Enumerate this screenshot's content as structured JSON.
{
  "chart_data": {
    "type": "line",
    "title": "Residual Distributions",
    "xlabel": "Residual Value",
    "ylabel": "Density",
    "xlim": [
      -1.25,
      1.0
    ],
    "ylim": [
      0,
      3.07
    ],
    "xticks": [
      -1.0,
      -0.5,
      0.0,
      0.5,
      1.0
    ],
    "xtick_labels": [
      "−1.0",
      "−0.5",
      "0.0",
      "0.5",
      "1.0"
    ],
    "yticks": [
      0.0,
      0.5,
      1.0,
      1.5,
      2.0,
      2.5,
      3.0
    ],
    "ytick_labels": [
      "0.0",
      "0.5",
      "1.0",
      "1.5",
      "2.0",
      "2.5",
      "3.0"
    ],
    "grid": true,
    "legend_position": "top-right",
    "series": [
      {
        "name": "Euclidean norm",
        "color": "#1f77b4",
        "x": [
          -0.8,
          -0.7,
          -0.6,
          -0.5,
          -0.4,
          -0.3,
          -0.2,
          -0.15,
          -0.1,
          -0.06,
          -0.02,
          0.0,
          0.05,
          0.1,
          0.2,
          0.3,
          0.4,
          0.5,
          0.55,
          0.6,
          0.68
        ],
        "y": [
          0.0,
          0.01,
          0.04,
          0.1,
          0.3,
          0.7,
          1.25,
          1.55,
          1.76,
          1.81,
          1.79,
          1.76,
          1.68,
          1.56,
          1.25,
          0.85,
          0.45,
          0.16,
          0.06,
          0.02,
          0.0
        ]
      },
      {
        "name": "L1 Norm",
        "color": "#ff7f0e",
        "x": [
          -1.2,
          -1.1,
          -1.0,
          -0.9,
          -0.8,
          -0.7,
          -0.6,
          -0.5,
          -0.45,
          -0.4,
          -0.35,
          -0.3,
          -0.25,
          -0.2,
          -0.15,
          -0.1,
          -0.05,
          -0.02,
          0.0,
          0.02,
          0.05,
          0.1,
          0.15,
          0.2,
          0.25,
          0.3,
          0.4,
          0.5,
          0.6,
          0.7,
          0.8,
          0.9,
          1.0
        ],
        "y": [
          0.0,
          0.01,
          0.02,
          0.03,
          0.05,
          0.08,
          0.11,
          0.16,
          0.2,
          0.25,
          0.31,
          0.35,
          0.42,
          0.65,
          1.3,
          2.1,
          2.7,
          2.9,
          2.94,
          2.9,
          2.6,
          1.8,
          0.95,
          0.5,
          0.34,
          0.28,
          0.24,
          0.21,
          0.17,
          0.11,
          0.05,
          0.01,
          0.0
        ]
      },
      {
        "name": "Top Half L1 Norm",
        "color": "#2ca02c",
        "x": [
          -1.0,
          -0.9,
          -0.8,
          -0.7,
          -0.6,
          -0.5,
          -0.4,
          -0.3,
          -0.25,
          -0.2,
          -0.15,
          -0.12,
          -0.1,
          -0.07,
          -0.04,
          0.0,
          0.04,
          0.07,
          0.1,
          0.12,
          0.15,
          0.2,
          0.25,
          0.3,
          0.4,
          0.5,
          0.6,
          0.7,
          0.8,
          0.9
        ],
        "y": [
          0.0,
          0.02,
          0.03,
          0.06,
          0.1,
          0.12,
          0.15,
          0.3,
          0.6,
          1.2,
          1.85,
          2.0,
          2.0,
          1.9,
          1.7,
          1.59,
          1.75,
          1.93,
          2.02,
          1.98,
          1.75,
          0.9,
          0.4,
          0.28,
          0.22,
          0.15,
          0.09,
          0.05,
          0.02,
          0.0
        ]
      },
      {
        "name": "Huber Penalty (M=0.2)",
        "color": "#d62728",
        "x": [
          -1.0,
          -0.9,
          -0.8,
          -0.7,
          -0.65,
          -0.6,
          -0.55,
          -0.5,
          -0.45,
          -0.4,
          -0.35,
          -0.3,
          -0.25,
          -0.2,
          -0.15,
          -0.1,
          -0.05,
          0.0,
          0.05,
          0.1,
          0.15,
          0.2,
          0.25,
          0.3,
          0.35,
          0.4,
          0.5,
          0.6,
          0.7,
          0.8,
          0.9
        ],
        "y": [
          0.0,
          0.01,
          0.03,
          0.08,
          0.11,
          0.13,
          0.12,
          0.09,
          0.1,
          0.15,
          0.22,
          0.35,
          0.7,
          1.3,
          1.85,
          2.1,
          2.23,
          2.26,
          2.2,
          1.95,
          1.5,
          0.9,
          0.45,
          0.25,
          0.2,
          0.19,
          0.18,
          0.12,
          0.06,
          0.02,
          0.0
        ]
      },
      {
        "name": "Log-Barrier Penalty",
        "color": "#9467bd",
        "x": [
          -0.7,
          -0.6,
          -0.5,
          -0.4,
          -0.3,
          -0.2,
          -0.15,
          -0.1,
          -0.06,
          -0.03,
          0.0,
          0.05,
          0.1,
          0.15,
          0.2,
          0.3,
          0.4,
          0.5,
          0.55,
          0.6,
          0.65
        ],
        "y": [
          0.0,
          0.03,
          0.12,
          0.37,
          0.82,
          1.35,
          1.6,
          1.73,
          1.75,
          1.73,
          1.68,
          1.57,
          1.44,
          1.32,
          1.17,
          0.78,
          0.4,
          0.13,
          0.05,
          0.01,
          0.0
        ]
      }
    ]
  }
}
◇ ◇ ◇ ◇
TASK GOAL: Retype the material in full. Each word must match.

RESULT:
Enumerate this screenshot's content as structured JSON.
{
  "chart_data": {
    "type": "line",
    "title": "Residual Distributions",
    "xlabel": "Residual Value",
    "ylabel": "Density",
    "xlim": [
      -1.25,
      1.0
    ],
    "ylim": [
      0,
      3.07
    ],
    "xticks": [
      -1.0,
      -0.5,
      0.0,
      0.5,
      1.0
    ],
    "xtick_labels": [
      "−1.0",
      "−0.5",
      "0.0",
      "0.5",
      "1.0"
    ],
    "yticks": [
      0.0,
      0.5,
      1.0,
      1.5,
      2.0,
      2.5,
      3.0
    ],
    "ytick_labels": [
      "0.0",
      "0.5",
      "1.0",
      "1.5",
      "2.0",
      "2.5",
      "3.0"
    ],
    "grid": true,
    "legend_position": "top-right",
    "series": [
      {
        "name": "Euclidean norm",
        "color": "#1f77b4",
        "x": [
          -0.8,
          -0.7,
          -0.6,
          -0.5,
          -0.4,
          -0.3,
          -0.2,
          -0.15,
          -0.1,
          -0.06,
          -0.02,
          0.0,
          0.05,
          0.1,
          0.2,
          0.3,
          0.4,
          0.5,
          0.55,
          0.6,
          0.68
        ],
        "y": [
          0.0,
          0.01,
          0.04,
          0.1,
          0.3,
          0.7,
          1.25,
          1.55,
          1.76,
          1.81,
          1.79,
          1.76,
          1.68,
          1.56,
          1.25,
          0.85,
          0.45,
          0.16,
          0.06,
          0.02,
          0.0
        ]
      },
      {
        "name": "L1 Norm",
        "color": "#ff7f0e",
        "x": [
          -1.2,
          -1.1,
          -1.0,
          -0.9,
          -0.8,
          -0.7,
          -0.6,
          -0.5,
          -0.45,
          -0.4,
          -0.35,
          -0.3,
          -0.25,
          -0.2,
          -0.15,
          -0.1,
          -0.05,
          -0.02,
          0.0,
          0.02,
          0.05,
          0.1,
          0.15,
          0.2,
          0.25,
          0.3,
          0.4,
          0.5,
          0.6,
          0.7,
          0.8,
          0.9,
          1.0
        ],
        "y": [
          0.0,
          0.01,
          0.02,
          0.03,
          0.05,
          0.08,
          0.11,
          0.16,
          0.2,
          0.25,
          0.31,
          0.35,
          0.42,
          0.65,
          1.3,
          2.1,
          2.7,
          2.9,
          2.94,
          2.9,
          2.6,
          1.8,
          0.95,
          0.5,
          0.34,
          0.28,
          0.24,
          0.21,
          0.17,
          0.11,
          0.05,
          0.01,
          0.0
        ]
      },
      {
        "name": "Top Half L1 Norm",
        "color": "#2ca02c",
        "x": [
          -1.0,
          -0.9,
          -0.8,
          -0.7,
          -0.6,
          -0.5,
          -0.4,
          -0.3,
          -0.25,
          -0.2,
          -0.15,
          -0.12,
          -0.1,
          -0.07,
          -0.04,
          0.0,
          0.04,
          0.07,
          0.1,
          0.12,
          0.15,
          0.2,
          0.25,
          0.3,
          0.4,
          0.5,
          0.6,
          0.7,
          0.8,
          0.9
        ],
        "y": [
          0.0,
          0.02,
          0.03,
          0.06,
          0.1,
          0.12,
          0.15,
          0.3,
          0.6,
          1.2,
          1.85,
          2.0,
          2.0,
          1.9,
          1.7,
          1.59,
          1.75,
          1.93,
          2.02,
          1.98,
          1.75,
          0.9,
          0.4,
          0.28,
          0.22,
          0.15,
          0.09,
          0.05,
          0.02,
          0.0
        ]
      },
      {
        "name": "Huber Penalty (M=0.2)",
        "color": "#d62728",
        "x": [
          -1.0,
          -0.9,
          -0.8,
          -0.7,
          -0.65,
          -0.6,
          -0.55,
          -0.5,
          -0.45,
          -0.4,
          -0.35,
          -0.3,
          -0.25,
          -0.2,
          -0.15,
          -0.1,
          -0.05,
          0.0,
          0.05,
          0.1,
          0.15,
          0.2,
          0.25,
          0.3,
          0.35,
          0.4,
          0.5,
          0.6,
          0.7,
          0.8,
          0.9
        ],
        "y": [
          0.0,
          0.01,
          0.03,
          0.08,
          0.11,
          0.13,
          0.12,
          0.09,
          0.1,
          0.15,
          0.22,
          0.35,
          0.7,
          1.3,
          1.85,
          2.1,
          2.23,
          2.26,
          2.2,
          1.95,
          1.5,
          0.9,
          0.45,
          0.25,
          0.2,
          0.19,
          0.18,
          0.12,
          0.06,
          0.02,
          0.0
        ]
      },
      {
        "name": "Log-Barrier Penalty",
        "color": "#9467bd",
        "x": [
          -0.7,
          -0.6,
          -0.5,
          -0.4,
          -0.3,
          -0.2,
          -0.15,
          -0.1,
          -0.06,
          -0.03,
          0.0,
          0.05,
          0.1,
          0.15,
          0.2,
          0.3,
          0.4,
          0.5,
          0.55,
          0.6,
          0.65
        ],
        "y": [
          0.0,
          0.03,
          0.12,
          0.37,
          0.82,
          1.35,
          1.6,
          1.73,
          1.75,
          1.73,
          1.68,
          1.57,
          1.44,
          1.32,
          1.17,
          0.78,
          0.4,
          0.13,
          0.05,
          0.01,
          0.0
        ]
      }
    ]
  }
}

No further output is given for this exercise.